::: SUPPLIED RECORDS :::

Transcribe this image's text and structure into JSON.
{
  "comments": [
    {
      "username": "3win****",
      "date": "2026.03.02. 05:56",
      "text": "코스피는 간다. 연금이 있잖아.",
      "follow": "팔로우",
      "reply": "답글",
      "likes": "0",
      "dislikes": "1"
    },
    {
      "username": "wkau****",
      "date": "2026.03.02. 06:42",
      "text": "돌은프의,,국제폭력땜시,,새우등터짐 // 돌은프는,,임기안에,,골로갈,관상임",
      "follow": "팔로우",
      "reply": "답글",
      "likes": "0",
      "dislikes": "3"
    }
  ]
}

:::

**GIVEN INSTRUCTION**. Give every line of the material again, exactly as it reads.

**COMPLETED TASK**.
Transcribe this image's text and structure into JSON.
{
  "comments": [
    {
      "username": "3win****",
      "date": "2026.03.02. 05:56",
      "text": "코스피는 간다. 연금이 있잖아.",
      "follow": "팔로우",
      "reply": "답글",
      "likes": "0",
      "dislikes": "1"
    },
    {
      "username": "wkau****",
      "date": "2026.03.02. 06:42",
      "text": "돌은프의,,국제폭력땜시,,새우등터짐 // 돌은프는,,임기안에,,골로갈,관상임",
      "follow": "팔로우",
      "reply": "답글",
      "likes": "0",
      "dislikes": "3"
    }
  ]
}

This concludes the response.